__SHORT PROBLEM__. Copy every line, leaving nothing out and adding nothing.

** Begin **

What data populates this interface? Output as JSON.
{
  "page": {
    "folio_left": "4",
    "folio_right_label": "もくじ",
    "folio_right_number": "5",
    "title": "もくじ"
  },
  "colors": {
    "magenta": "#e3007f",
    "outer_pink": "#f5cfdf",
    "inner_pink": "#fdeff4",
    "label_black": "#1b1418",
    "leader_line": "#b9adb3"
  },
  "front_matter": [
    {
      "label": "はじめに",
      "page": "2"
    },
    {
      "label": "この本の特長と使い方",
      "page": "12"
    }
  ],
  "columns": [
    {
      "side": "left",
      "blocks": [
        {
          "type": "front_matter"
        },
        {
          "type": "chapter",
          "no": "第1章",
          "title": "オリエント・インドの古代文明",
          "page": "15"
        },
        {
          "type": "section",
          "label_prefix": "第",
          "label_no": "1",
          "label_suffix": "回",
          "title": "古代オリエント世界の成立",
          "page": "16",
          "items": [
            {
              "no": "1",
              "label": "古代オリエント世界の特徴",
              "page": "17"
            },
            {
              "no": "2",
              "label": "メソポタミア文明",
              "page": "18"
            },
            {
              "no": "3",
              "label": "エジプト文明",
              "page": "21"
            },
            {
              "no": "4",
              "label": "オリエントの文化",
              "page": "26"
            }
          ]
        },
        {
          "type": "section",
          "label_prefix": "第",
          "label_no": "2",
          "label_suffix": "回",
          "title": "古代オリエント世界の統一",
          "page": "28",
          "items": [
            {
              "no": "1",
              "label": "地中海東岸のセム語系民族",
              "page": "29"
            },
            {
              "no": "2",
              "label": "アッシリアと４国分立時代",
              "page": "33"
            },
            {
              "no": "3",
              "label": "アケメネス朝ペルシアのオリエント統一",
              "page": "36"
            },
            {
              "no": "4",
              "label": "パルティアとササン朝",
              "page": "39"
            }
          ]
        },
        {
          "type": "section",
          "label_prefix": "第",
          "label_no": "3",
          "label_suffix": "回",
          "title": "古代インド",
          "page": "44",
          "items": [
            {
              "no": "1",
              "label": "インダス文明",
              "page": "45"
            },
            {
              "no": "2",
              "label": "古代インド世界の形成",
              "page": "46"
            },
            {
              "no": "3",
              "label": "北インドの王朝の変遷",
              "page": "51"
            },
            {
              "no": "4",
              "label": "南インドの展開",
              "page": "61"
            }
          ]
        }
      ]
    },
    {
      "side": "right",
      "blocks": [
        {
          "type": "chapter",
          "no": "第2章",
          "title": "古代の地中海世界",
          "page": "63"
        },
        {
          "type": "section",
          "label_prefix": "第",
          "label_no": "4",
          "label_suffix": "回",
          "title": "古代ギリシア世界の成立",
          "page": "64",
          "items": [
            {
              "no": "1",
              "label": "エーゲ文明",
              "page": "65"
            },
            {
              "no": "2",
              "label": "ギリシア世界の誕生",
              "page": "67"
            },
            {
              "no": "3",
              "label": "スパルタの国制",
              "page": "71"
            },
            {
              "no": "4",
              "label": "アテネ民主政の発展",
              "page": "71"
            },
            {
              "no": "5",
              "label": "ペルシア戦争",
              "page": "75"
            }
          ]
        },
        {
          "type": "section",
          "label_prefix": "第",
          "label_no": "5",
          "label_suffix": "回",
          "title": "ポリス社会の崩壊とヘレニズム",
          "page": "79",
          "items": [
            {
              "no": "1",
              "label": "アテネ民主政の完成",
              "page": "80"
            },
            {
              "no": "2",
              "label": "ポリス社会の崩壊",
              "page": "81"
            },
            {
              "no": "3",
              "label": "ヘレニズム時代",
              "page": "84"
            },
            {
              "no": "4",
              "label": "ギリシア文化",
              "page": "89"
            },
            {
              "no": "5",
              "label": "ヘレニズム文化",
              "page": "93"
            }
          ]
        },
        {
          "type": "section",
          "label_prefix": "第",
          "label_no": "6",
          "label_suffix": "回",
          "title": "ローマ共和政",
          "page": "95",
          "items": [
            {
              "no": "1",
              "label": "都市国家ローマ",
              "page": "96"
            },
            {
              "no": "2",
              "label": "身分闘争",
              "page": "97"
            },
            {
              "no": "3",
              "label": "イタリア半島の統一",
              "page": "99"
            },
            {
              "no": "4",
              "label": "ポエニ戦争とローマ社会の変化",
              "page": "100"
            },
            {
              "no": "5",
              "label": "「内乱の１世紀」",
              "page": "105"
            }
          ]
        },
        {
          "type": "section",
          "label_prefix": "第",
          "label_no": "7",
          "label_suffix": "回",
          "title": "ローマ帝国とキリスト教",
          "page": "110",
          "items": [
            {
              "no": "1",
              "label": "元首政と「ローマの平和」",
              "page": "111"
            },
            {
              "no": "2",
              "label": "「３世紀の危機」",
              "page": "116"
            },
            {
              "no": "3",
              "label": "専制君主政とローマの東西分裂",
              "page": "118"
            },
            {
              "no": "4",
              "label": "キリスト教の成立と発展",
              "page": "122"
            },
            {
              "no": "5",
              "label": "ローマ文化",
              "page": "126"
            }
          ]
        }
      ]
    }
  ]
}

** End **

__REPLY__.
What data populates this interface? Output as JSON.
{
  "page": {
    "folio_left": "4",
    "folio_right_label": "もくじ",
    "folio_right_number": "5",
    "title": "もくじ"
  },
  "colors": {
    "magenta": "#e3007f",
    "outer_pink": "#f5cfdf",
    "inner_pink": "#fdeff4",
    "label_black": "#1b1418",
    "leader_line": "#b9adb3"
  },
  "front_matter": [
    {
      "label": "はじめに",
      "page": "2"
    },
    {
      "label": "この本の特長と使い方",
      "page": "12"
    }
  ],
  "columns": [
    {
      "side": "left",
      "blocks": [
        {
          "type": "front_matter"
        },
        {
          "type": "chapter",
          "no": "第1章",
          "title": "オリエント・インドの古代文明",
          "page": "15"
        },
        {
          "type": "section",
          "label_prefix": "第",
          "label_no": "1",
          "label_suffix": "回",
          "title": "古代オリエント世界の成立",
          "page": "16",
          "items": [
            {
              "no": "1",
              "label": "古代オリエント世界の特徴",
              "page": "17"
            },
            {
              "no": "2",
              "label": "メソポタミア文明",
              "page": "18"
            },
            {
              "no": "3",
              "label": "エジプト文明",
              "page": "21"
            },
            {
              "no": "4",
              "label": "オリエントの文化",
              "page": "26"
            }
          ]
        },
        {
          "type": "section",
          "label_prefix": "第",
          "label_no": "2",
          "label_suffix": "回",
          "title": "古代オリエント世界の統一",
          "page": "28",
          "items": [
            {
              "no": "1",
              "label": "地中海東岸のセム語系民族",
              "page": "29"
            },
            {
              "no": "2",
              "label": "アッシリアと４国分立時代",
              "page": "33"
            },
            {
              "no": "3",
              "label": "アケメネス朝ペルシアのオリエント統一",
              "page": "36"
            },
            {
              "no": "4",
              "label": "パルティアとササン朝",
              "page": "39"
            }
          ]
        },
        {
          "type": "section",
          "label_prefix": "第",
          "label_no": "3",
          "label_suffix": "回",
          "title": "古代インド",
          "page": "44",
          "items": [
            {
              "no": "1",
              "label": "インダス文明",
              "page": "45"
            },
            {
              "no": "2",
              "label": "古代インド世界の形成",
              "page": "46"
            },
            {
              "no": "3",
              "label": "北インドの王朝の変遷",
              "page": "51"
            },
            {
              "no": "4",
              "label": "南インドの展開",
              "page": "61"
            }
          ]
        }
      ]
    },
    {
      "side": "right",
      "blocks": [
        {
          "type": "chapter",
          "no": "第2章",
          "title": "古代の地中海世界",
          "page": "63"
        },
        {
          "type": "section",
          "label_prefix": "第",
          "label_no": "4",
          "label_suffix": "回",
          "title": "古代ギリシア世界の成立",
          "page": "64",
          "items": [
            {
              "no": "1",
              "label": "エーゲ文明",
              "page": "65"
            },
            {
              "no": "2",
              "label": "ギリシア世界の誕生",
              "page": "67"
            },
            {
              "no": "3",
              "label": "スパルタの国制",
              "page": "71"
            },
            {
              "no": "4",
              "label": "アテネ民主政の発展",
              "page": "71"
            },
            {
              "no": "5",
              "label": "ペルシア戦争",
              "page": "75"
            }
          ]
        },
        {
          "type": "section",
          "label_prefix": "第",
          "label_no": "5",
          "label_suffix": "回",
          "title": "ポリス社会の崩壊とヘレニズム",
          "page": "79",
          "items": [
            {
              "no": "1",
              "label": "アテネ民主政の完成",
              "page": "80"
            },
            {
              "no": "2",
              "label": "ポリス社会の崩壊",
              "page": "81"
            },
            {
              "no": "3",
              "label": "ヘレニズム時代",
              "page": "84"
            },
            {
              "no": "4",
              "label": "ギリシア文化",
              "page": "89"
            },
            {
              "no": "5",
              "label": "ヘレニズム文化",
              "page": "93"
            }
          ]
        },
        {
          "type": "section",
          "label_prefix": "第",
          "label_no": "6",
          "label_suffix": "回",
          "title": "ローマ共和政",
          "page": "95",
          "items": [
            {
              "no": "1",
              "label": "都市国家ローマ",
              "page": "96"
            },
            {
              "no": "2",
              "label": "身分闘争",
              "page": "97"
            },
            {
              "no": "3",
              "label": "イタリア半島の統一",
              "page": "99"
            },
            {
              "no": "4",
              "label": "ポエニ戦争とローマ社会の変化",
              "page": "100"
            },
            {
              "no": "5",
              "label": "「内乱の１世紀」",
              "page": "105"
            }
          ]
        },
        {
          "type": "section",
          "label_prefix": "第",
          "label_no": "7",
          "label_suffix": "回",
          "title": "ローマ帝国とキリスト教",
          "page": "110",
          "items": [
            {
              "no": "1",
              "label": "元首政と「ローマの平和」",
              "page": "111"
            },
            {
              "no": "2",
              "label": "「３世紀の危機」",
              "page": "116"
            },
            {
              "no": "3",
              "label": "専制君主政とローマの東西分裂",
              "page": "118"
            },
            {
              "no": "4",
              "label": "キリスト教の成立と発展",
              "page": "122"
            },
            {
              "no": "5",
              "label": "ローマ文化",
              "page": "126"
            }
          ]
        }
      ]
    }
  ]
}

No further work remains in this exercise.